*SET EXERCISE*
Collect each line of the listing below that contains the word "Construcții", treating uppercase and lowercase letters as different.

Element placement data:
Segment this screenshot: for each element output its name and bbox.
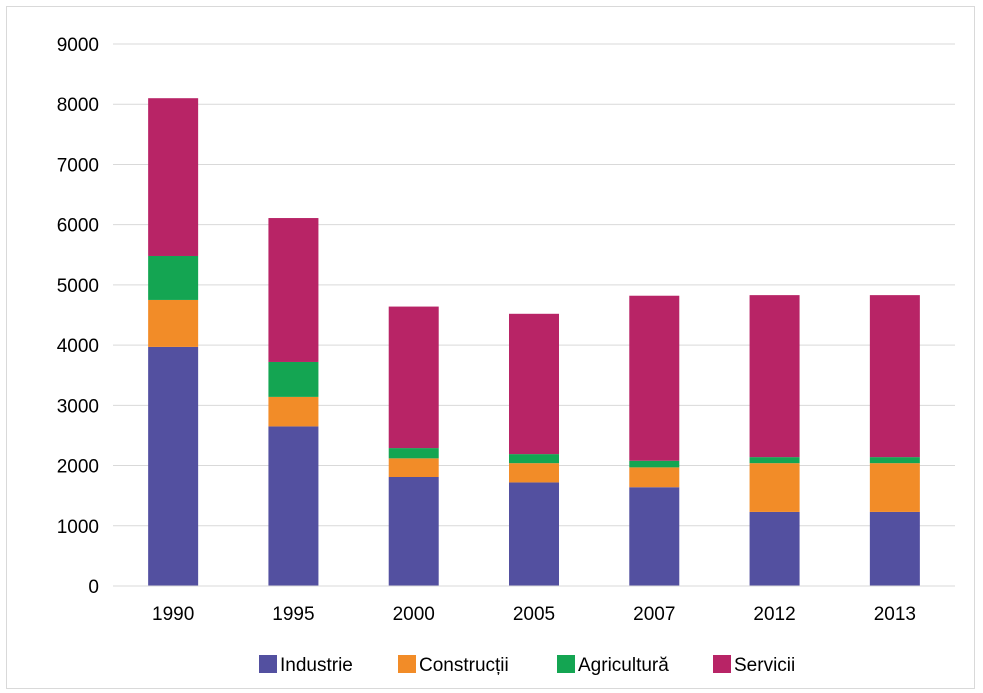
bar-segment-industrie-1995 — [268, 426, 319, 586]
bar-segment-agricultur-2012 — [749, 457, 800, 464]
y-tick-label: 4000 — [57, 336, 99, 357]
y-axis-ticks: 0 1000 2000 3000 4000 5000 6000 7000 8000 9000 — [57, 35, 99, 598]
bar-segment-servicii-2000 — [388, 306, 439, 449]
legend-label: Agricultură — [578, 655, 669, 676]
x-tick-label: 2013 — [874, 604, 916, 625]
x-tick-label: 2000 — [393, 604, 435, 625]
x-tick-label: 1995 — [272, 604, 314, 625]
bar-segment-servicii-1990 — [148, 98, 199, 256]
bar-segment-industrie-2013 — [869, 511, 920, 586]
y-tick-label: 2000 — [57, 457, 99, 478]
legend-label: Servicii — [734, 655, 795, 676]
bars — [148, 98, 920, 586]
bar-segment-servicii-2007 — [629, 295, 680, 461]
y-tick-label: 5000 — [57, 276, 99, 297]
bar-segment-agricultur-2005 — [509, 454, 559, 464]
bar-segment-construcii-2012 — [749, 463, 800, 512]
y-tick-label: 8000 — [57, 95, 99, 116]
x-axis-ticks: 1990 1995 2000 2005 2007 2012 2013 — [152, 604, 916, 625]
bar-segment-servicii-2013 — [869, 295, 920, 458]
bar-segment-agricultur-1990 — [148, 255, 199, 300]
bar-segment-construcii-2005 — [509, 463, 559, 483]
x-tick-label: 2005 — [513, 604, 555, 625]
y-tick-label: 1000 — [57, 517, 99, 538]
bar-segment-agricultur-2013 — [869, 457, 920, 464]
legend-swatch — [557, 655, 575, 673]
gridlines — [113, 43, 955, 527]
y-tick-label: 3000 — [57, 396, 99, 417]
legend-swatch — [398, 655, 416, 673]
y-tick-label: 6000 — [57, 216, 99, 237]
y-tick-label: 0 — [88, 577, 99, 598]
bar-segment-construcii-2000 — [388, 458, 439, 477]
x-tick-label: 2007 — [633, 604, 675, 625]
legend-label: Industrie — [280, 655, 353, 676]
x-tick-label: 1990 — [152, 604, 194, 625]
bar-segment-construcii-2013 — [869, 463, 920, 512]
bar-segment-servicii-1995 — [268, 218, 319, 362]
bar-segment-construcii-1995 — [268, 396, 319, 427]
bar-segment-construcii-1990 — [148, 299, 199, 347]
legend-swatch — [259, 655, 277, 673]
bar-segment-industrie-2012 — [749, 511, 800, 586]
bar-segment-industrie-2000 — [388, 476, 439, 586]
bar-segment-agricultur-2000 — [388, 448, 439, 459]
bar-segment-agricultur-2007 — [629, 460, 680, 468]
bar-segment-industrie-1990 — [148, 346, 199, 586]
bar-segment-industrie-2005 — [509, 482, 559, 586]
legend-label: Construcții — [419, 655, 509, 676]
y-tick-label: 7000 — [57, 155, 99, 176]
bar-segment-construcii-2007 — [629, 467, 680, 488]
legend-swatch — [713, 655, 731, 673]
legend: Industrie Construcții Agricultură Servicii — [259, 655, 795, 676]
bar-segment-servicii-2005 — [509, 313, 559, 455]
bar-segment-industrie-2007 — [629, 487, 680, 586]
bar-segment-servicii-2012 — [749, 295, 800, 458]
y-tick-label: 9000 — [57, 35, 99, 56]
x-tick-label: 2012 — [753, 604, 795, 625]
bar-segment-agricultur-1995 — [268, 361, 319, 397]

*WRITTEN ANSWER*
legend-label: Construcții — [419, 655, 509, 676]
legend: Industrie Construcții Agricultură Servicii — [259, 655, 795, 676]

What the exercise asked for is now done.